▶ The task
Gather all lines from the material that contain the word "Владивосток".

# START OF Record excerpts

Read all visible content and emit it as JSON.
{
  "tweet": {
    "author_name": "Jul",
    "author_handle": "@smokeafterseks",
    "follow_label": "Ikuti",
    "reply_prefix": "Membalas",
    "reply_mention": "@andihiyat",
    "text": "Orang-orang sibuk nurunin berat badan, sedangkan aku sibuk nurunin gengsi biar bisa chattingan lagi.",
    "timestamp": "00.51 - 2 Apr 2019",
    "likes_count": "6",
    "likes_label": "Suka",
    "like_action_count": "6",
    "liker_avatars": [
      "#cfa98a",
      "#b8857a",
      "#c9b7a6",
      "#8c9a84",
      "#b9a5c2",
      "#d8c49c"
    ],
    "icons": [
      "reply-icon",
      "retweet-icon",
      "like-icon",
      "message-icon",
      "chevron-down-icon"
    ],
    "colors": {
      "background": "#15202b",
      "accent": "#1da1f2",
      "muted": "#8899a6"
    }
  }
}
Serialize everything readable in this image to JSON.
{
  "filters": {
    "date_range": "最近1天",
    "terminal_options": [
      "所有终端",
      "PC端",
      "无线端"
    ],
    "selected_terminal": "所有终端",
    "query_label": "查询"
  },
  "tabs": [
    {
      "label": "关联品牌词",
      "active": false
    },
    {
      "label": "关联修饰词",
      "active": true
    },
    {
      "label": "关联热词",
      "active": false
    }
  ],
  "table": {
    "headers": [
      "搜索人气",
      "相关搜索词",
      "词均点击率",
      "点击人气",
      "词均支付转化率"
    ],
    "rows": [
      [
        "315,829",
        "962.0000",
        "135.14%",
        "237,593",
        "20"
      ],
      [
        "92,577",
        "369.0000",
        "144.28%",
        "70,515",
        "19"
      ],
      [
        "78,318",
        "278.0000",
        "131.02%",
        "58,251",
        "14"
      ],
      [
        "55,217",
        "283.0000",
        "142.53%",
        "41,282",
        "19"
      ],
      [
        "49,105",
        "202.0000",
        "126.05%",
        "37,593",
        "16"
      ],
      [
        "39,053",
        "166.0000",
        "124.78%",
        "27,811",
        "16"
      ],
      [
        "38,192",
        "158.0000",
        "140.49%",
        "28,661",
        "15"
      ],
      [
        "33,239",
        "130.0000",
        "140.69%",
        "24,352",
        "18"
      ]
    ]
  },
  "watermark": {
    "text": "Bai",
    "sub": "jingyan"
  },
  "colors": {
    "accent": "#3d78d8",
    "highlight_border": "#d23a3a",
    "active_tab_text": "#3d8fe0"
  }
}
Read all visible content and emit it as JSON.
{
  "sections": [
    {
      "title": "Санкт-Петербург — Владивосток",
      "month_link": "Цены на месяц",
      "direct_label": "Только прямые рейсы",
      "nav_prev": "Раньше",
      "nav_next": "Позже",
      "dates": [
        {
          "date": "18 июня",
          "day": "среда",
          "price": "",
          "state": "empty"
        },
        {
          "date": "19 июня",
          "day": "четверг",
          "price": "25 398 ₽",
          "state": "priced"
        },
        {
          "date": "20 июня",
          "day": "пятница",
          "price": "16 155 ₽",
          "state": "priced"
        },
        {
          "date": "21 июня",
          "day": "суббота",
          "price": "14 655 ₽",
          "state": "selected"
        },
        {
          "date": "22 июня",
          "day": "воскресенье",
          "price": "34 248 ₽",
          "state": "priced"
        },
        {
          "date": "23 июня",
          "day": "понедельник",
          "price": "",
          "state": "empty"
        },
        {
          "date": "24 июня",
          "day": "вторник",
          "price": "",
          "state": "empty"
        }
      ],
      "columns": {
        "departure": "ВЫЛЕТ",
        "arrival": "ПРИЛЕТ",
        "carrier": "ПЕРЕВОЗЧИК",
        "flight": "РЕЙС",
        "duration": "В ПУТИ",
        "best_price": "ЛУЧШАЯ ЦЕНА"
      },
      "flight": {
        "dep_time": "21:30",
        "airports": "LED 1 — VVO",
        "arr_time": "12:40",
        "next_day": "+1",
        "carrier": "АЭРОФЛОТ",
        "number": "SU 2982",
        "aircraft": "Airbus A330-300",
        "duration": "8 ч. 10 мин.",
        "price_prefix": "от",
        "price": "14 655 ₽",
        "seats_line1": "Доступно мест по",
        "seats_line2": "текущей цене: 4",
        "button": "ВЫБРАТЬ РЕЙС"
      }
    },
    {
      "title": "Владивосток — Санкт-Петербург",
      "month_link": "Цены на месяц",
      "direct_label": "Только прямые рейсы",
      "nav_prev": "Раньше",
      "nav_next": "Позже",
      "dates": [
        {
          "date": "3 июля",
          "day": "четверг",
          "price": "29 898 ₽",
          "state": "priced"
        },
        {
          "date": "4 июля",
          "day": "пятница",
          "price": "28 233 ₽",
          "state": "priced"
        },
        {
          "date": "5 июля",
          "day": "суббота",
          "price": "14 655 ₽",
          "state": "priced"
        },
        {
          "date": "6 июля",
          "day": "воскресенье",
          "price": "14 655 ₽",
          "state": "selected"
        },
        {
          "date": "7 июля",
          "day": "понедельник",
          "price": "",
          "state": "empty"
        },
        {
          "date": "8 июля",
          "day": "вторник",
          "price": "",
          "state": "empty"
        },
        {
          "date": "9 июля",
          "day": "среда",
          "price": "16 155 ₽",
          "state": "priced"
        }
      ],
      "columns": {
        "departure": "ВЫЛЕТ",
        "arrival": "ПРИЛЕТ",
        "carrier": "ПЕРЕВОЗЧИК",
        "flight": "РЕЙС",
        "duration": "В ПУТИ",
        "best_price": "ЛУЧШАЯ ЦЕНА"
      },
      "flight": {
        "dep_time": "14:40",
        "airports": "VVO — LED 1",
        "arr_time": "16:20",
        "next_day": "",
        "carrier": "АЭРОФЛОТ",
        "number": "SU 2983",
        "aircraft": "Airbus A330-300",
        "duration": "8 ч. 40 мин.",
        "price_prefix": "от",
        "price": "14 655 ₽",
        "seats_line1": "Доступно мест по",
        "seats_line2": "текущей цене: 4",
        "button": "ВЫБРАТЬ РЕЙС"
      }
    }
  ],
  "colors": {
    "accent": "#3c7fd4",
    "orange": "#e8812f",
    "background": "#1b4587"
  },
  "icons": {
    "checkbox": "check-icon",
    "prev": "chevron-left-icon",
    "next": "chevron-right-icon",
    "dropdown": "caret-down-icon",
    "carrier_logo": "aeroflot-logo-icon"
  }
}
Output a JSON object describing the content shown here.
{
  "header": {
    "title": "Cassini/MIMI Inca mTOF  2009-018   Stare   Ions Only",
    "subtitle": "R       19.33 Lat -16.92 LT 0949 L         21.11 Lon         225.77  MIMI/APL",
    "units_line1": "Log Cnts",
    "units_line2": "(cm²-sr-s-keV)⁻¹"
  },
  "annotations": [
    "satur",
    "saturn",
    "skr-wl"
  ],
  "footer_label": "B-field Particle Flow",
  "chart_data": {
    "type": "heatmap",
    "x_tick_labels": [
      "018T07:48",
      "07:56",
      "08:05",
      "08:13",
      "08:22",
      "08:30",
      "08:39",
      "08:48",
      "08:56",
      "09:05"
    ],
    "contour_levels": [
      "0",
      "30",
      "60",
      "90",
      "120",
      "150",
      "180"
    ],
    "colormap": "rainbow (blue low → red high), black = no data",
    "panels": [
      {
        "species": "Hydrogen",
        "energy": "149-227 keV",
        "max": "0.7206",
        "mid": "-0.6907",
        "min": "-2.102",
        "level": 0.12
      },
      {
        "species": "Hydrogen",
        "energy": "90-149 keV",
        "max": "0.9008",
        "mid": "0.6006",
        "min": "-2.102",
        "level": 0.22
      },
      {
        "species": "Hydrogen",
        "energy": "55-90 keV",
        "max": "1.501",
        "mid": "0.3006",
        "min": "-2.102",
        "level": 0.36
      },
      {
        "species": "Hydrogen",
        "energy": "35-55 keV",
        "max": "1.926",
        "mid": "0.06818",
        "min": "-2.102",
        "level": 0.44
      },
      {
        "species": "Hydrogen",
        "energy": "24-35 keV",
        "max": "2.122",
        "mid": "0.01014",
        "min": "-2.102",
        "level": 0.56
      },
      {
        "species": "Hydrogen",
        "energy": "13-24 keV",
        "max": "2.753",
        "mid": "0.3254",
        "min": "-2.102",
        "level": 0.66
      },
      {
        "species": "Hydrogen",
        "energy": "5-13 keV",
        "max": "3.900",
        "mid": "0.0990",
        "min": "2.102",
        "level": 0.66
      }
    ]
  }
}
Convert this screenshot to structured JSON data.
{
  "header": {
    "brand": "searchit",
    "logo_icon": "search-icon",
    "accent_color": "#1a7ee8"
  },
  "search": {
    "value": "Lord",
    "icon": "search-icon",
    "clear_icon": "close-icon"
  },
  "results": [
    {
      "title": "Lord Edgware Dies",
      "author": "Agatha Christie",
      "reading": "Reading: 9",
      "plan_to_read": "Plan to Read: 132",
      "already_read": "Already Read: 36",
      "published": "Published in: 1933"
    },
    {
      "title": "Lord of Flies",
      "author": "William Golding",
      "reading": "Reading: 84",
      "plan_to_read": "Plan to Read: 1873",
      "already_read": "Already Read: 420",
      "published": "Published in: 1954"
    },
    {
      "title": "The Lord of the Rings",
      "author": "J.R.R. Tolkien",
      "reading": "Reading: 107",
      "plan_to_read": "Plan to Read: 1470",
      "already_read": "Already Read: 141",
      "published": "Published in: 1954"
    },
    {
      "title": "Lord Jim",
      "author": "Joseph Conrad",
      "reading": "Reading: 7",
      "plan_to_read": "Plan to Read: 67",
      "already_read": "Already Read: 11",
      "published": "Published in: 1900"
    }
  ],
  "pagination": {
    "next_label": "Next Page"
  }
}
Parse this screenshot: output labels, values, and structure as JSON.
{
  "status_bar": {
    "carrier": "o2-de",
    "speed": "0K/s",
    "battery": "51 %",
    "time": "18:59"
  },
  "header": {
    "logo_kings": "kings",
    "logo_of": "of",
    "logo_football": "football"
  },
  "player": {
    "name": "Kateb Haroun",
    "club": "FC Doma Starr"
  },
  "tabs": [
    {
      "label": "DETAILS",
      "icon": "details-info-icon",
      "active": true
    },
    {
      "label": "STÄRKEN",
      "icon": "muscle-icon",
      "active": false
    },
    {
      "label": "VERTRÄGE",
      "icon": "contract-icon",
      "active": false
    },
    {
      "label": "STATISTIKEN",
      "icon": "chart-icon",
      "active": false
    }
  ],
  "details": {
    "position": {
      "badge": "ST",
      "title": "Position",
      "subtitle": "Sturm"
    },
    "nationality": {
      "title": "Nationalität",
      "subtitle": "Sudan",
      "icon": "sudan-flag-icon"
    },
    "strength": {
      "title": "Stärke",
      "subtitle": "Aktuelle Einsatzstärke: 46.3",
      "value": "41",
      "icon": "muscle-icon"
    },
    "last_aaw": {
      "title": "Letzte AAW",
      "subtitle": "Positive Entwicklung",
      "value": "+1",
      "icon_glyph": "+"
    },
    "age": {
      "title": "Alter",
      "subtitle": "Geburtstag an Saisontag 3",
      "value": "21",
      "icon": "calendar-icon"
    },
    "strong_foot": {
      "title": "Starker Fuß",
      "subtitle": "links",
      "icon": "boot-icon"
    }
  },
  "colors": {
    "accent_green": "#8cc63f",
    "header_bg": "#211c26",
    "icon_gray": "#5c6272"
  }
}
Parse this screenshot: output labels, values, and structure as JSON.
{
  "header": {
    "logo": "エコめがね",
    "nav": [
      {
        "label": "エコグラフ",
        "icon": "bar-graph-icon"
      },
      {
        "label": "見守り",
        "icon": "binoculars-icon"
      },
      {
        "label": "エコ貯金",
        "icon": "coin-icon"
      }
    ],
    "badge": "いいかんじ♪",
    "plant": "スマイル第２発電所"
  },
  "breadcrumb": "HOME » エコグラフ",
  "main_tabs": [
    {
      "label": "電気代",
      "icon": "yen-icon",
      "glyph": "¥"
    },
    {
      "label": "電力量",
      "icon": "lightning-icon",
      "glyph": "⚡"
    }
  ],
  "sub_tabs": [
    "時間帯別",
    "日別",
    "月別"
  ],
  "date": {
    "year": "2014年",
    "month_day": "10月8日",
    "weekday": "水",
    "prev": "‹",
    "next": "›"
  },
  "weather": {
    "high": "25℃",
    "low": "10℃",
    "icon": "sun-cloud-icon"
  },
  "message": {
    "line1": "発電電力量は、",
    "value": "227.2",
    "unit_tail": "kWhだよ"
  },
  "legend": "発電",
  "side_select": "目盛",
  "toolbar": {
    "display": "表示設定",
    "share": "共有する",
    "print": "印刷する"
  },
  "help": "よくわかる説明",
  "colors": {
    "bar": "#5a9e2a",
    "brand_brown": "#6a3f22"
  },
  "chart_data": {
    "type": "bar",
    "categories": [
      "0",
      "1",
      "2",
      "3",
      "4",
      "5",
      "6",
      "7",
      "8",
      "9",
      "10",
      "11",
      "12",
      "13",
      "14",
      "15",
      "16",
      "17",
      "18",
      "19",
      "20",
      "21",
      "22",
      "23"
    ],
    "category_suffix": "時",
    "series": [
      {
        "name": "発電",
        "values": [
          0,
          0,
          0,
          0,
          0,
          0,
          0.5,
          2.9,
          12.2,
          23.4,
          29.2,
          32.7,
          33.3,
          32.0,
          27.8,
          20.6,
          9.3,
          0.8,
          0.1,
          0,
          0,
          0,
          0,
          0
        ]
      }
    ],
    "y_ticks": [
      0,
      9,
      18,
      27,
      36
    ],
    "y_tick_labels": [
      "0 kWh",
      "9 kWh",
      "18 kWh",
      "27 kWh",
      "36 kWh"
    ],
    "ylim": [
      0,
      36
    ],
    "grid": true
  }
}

# END OF Record excerpts

▶ Answer for this exercise
      "title": "Санкт-Петербург — Владивосток",
      "title": "Владивосток — Санкт-Петербург",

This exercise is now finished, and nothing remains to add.